Page text:
──────────────────────────────

And everyone is really tired of being put on hold (“Your call
is very important to us. Please stay on the line…”)
So what is next? Micro sites.
More than 60% of US households now have
Web access. For business, the number is more than 90%.
It is now possible to ask customers to contact you through the
Internet, with a response rate that increases daily.
What companies have yet to understand is how to set up a
micro-site for web response.
Too many companies direct their
respondents to their company web site. What a mistake!
Company web sites are developed by a committee chaired by IT.
They are usually expensive to build, and offer the visitor a
thousand options all at once. To see what I mean, click on www.sears.com. This is a great site. But, on one page you have more than 200
choices. What if you called a toll free Sears operator, and when she
answered, she began to read off all the things on the Sears.com landing
page. You would hang up
after 30 seconds.
This is where micro sites come in. We
know from direct marketing experience that if you offer people two
choices instead of one, your response is reduced. How about 200
choices?
If you are promoting a wide screen TV in
your direct mail piece, TV or print ad, give your customers the address
of a micro site which you have created. Put your wide screen TVs on that
page – AND NOTHING ELSE. You
can, of course provide financing options, a store directory, and a link
to your company web site. But make it very easy for people to select the
wide screen TV that they want, entering their name and address and
credit card right on the page. Let them order from the micro site, or
print out the page on their printer so they can take it in to the
dealer.
Why are these micro sites so powerful?
Customers love it because they never get put on hold. They can access
the site 24/7/365. You will love it because the cost per order is about
five cents, instead of five dollars. You can measure how many people
come to the site, what they click on, and what they do. If it is not
working, you can change it right away.
Access to these micro sites can be
customized. If you send your customers an email promoting your product,
the email can say “To see a wide screen TV in action click here.”
When they click, the micro site can say, “Welcome Susan. Take a
look at this TV”. How does the site know that it is Susan? Because you
sent the email to Susan, and you have a lookup database.
If you are sending a direct mail piece
to Susan, tell her to respond to www.YourStore.com/GRV2.

──────────────────────────────

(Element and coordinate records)
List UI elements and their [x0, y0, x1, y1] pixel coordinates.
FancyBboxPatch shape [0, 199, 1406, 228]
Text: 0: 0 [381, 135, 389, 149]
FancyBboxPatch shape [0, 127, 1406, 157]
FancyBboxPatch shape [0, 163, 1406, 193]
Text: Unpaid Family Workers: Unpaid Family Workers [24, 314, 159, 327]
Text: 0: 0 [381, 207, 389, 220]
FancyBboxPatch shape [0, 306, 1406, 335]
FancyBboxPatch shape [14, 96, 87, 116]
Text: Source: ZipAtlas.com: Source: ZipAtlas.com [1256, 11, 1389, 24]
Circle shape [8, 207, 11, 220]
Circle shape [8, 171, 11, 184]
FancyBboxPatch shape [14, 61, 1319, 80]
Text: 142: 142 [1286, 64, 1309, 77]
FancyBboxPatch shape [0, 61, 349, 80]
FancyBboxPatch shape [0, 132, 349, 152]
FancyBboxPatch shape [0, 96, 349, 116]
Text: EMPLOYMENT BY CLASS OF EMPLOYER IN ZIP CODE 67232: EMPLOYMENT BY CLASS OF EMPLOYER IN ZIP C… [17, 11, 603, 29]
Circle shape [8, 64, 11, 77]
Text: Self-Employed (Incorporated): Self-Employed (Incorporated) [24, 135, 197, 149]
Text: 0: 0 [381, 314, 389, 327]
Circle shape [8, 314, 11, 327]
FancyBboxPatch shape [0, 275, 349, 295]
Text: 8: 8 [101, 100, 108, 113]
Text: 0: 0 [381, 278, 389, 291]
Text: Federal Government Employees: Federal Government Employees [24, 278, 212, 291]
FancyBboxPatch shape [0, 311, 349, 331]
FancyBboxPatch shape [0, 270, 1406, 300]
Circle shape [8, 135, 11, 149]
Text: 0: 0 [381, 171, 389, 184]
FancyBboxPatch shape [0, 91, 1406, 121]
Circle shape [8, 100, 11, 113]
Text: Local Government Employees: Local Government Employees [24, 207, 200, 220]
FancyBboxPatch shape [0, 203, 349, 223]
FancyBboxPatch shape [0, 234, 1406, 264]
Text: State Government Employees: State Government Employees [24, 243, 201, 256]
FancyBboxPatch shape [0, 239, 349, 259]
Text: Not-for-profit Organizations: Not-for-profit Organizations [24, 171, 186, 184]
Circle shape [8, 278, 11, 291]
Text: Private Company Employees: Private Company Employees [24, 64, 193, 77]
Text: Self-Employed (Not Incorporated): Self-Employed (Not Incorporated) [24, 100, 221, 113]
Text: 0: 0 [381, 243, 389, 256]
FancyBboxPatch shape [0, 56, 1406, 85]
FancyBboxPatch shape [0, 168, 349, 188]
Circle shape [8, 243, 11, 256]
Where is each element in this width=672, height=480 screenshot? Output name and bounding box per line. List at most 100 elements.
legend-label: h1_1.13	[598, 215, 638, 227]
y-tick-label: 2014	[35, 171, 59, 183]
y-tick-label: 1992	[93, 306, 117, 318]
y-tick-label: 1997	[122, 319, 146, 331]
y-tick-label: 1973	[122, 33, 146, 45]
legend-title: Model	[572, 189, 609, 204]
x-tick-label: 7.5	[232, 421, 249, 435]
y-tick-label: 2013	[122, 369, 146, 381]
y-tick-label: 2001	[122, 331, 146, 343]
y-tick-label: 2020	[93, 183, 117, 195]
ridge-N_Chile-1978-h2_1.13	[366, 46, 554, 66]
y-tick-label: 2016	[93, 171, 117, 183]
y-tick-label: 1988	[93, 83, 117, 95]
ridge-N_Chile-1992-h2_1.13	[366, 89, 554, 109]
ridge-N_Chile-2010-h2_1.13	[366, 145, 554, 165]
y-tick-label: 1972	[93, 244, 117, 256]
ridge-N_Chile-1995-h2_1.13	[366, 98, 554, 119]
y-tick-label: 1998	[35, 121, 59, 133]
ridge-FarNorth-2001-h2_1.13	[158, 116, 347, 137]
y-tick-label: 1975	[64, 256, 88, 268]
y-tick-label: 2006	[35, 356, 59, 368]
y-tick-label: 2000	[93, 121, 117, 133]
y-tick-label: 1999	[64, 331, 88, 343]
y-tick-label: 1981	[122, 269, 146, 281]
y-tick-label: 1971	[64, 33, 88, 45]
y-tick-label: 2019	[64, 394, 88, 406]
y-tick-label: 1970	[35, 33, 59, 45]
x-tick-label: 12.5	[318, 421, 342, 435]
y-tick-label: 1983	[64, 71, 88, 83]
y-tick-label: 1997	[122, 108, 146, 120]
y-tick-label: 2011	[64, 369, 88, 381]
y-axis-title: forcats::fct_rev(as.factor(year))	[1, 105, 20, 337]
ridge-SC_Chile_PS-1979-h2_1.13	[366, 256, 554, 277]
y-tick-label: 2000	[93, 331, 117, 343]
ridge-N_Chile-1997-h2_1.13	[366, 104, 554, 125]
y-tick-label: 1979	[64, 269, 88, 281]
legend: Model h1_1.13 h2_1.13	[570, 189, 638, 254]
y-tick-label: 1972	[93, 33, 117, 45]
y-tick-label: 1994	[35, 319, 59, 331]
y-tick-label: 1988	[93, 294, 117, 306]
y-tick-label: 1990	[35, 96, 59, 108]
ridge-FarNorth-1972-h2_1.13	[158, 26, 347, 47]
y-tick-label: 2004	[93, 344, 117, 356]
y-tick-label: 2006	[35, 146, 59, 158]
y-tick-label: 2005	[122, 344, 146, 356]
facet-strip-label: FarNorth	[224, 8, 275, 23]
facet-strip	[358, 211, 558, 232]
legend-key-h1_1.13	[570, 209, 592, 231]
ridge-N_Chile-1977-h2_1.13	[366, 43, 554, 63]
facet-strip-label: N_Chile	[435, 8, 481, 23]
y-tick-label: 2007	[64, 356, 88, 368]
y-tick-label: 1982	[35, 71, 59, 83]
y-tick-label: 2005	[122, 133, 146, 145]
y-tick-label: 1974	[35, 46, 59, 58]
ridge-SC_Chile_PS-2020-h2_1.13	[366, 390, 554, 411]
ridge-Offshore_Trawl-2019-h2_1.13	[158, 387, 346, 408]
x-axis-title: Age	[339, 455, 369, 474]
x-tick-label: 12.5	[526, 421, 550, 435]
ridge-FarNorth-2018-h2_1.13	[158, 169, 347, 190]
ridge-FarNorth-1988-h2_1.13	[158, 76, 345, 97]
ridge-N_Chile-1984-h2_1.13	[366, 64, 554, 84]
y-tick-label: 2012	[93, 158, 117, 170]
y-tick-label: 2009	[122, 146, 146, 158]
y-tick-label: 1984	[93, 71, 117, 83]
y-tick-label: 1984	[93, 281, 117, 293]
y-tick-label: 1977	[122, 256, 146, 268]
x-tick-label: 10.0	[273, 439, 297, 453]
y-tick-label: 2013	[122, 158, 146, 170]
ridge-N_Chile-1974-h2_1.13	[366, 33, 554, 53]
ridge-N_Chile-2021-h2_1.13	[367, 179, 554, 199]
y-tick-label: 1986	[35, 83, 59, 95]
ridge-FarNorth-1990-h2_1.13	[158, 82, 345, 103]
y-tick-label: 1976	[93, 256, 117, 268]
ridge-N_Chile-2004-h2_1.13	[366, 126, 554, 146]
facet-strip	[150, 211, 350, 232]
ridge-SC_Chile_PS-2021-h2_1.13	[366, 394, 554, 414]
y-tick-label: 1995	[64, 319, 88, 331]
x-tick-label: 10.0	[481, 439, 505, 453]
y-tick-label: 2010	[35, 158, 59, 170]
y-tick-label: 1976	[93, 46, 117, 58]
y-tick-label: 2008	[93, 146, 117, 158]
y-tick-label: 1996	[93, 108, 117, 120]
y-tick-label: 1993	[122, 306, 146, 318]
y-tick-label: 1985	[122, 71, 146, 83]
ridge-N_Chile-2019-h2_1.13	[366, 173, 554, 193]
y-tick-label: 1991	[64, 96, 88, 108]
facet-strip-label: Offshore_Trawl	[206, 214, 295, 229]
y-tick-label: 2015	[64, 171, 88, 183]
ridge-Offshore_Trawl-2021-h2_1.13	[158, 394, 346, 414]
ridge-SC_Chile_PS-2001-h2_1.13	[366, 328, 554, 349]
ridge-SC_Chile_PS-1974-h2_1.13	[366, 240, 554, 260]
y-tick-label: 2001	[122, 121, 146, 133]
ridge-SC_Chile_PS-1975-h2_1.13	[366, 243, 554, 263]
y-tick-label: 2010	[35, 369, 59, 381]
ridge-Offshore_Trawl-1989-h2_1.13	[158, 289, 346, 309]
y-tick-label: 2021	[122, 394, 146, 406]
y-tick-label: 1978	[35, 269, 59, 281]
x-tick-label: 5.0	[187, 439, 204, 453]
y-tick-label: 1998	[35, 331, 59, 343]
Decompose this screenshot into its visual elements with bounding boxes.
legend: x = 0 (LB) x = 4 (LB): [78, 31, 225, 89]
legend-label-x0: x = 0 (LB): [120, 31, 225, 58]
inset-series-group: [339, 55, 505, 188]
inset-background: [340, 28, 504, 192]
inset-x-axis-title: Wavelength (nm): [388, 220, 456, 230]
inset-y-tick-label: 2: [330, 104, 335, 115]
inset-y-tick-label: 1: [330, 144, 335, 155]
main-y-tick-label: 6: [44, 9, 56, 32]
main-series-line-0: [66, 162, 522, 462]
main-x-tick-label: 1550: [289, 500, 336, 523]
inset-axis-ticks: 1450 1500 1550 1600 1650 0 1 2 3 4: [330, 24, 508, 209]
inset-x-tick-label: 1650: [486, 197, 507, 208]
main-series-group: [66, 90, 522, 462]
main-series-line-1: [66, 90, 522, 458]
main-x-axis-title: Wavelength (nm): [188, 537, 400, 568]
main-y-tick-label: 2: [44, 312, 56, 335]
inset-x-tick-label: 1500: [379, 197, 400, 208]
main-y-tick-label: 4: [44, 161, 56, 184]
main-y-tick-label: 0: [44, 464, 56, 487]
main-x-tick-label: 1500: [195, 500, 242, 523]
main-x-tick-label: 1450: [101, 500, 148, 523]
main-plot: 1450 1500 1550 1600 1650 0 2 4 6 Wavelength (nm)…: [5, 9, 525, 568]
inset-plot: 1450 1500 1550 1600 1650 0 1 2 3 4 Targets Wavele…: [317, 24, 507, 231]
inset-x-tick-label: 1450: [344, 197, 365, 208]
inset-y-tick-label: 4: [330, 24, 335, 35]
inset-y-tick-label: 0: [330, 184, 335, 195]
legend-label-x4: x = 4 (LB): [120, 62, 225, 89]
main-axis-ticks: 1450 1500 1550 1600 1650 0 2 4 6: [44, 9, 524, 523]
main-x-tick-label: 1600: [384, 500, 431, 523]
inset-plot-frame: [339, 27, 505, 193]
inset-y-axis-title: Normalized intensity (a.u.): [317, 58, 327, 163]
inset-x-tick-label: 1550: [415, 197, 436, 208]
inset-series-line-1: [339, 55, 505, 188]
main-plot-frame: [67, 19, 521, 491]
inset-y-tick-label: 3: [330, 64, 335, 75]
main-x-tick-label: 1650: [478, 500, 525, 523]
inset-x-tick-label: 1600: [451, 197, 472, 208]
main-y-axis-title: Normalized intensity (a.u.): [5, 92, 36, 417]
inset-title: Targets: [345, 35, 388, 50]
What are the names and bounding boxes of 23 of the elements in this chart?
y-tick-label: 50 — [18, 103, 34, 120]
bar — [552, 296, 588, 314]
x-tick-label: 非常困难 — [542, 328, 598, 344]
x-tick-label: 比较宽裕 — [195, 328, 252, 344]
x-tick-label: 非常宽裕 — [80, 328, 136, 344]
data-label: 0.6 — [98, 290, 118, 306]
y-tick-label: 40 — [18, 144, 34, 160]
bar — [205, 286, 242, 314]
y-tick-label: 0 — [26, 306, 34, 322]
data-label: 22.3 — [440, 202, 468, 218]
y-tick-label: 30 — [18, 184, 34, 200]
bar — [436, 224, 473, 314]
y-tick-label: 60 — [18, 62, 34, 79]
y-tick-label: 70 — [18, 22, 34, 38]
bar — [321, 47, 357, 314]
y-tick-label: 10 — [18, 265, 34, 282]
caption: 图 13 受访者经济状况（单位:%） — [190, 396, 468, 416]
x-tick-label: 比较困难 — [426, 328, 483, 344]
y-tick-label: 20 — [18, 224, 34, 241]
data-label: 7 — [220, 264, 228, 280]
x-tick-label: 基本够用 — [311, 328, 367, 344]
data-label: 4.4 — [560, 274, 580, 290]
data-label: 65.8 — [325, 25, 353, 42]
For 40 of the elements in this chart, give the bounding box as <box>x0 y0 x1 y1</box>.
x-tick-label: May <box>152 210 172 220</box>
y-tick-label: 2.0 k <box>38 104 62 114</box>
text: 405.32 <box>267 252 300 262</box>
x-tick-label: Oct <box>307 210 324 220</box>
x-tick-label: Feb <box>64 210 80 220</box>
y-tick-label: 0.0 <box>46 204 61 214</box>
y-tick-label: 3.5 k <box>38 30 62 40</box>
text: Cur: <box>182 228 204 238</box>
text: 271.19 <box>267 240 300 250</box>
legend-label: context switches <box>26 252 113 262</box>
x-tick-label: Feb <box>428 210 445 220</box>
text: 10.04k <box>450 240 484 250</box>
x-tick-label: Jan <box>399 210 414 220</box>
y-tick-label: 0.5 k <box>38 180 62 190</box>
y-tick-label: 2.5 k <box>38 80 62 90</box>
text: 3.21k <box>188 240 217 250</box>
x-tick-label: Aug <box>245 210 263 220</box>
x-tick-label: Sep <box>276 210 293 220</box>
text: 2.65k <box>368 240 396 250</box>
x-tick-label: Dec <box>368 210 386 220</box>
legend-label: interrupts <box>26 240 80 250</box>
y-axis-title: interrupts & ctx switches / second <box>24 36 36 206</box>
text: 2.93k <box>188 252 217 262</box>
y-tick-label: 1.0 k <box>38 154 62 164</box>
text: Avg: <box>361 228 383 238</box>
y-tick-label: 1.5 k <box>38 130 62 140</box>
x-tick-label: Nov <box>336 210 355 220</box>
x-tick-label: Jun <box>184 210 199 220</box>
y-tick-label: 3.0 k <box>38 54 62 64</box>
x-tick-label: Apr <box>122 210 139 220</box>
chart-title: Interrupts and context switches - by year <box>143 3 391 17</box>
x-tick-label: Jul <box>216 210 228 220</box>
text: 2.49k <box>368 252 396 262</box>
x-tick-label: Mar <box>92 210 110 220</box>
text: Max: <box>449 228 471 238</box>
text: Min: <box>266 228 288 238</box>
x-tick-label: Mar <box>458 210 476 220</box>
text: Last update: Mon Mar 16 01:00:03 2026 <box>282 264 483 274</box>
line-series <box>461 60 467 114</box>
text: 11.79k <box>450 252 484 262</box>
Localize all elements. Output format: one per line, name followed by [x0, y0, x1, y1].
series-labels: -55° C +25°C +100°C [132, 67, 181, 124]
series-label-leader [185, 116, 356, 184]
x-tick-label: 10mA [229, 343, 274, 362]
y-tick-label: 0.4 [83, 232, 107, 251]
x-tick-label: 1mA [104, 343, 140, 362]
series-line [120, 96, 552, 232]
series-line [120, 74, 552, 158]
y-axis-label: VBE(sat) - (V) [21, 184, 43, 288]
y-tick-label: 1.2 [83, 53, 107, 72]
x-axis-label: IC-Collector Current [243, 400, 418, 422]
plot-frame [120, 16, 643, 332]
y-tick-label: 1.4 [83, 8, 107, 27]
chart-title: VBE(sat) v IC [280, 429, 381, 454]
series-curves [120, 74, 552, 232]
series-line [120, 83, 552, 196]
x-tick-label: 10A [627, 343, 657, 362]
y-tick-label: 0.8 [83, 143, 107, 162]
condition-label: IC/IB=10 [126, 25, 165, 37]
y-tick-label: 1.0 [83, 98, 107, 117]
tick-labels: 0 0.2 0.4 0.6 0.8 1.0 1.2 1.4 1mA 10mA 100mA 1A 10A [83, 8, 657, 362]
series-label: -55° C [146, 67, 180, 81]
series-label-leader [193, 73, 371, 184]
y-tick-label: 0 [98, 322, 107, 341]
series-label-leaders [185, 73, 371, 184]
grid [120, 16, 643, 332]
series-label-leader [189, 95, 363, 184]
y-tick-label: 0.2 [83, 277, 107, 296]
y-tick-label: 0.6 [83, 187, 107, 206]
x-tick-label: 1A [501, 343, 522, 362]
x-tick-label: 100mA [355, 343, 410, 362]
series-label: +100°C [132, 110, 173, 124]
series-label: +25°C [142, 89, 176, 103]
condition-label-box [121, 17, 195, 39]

──────────────────────────────

Problems:
(a) Copy the passage on micro sites from "Company web sites" up to and including "after 30 seconds.".
(b) Please arrange the lines of the listing as a numbered list, running from its start up to and including the line with "FancyBboxPatch shape [0, 163, 1406, 193]", with blank lines left out.

Responses for each task:
(a)
Company web sites are developed by a committee chaired by IT.
They are usually expensive to build, and offer the visitor a
thousand options all at once. To see what I mean, click on www.sears.com. This is a great site. But, on one page you have more than 200
choices. What if you called a toll free Sears operator, and when she
answered, she began to read off all the things on the Sears.com landing
page. You would hang up
after 30 seconds.

(b)
1. List UI elements and their [x0, y0, x1, y1] pixel coordinates.
2. FancyBboxPatch shape [0, 199, 1406, 228]
3. Text: 0: 0 [381, 135, 389, 149]
4. FancyBboxPatch shape [0, 127, 1406, 157]
5. FancyBboxPatch shape [0, 163, 1406, 193]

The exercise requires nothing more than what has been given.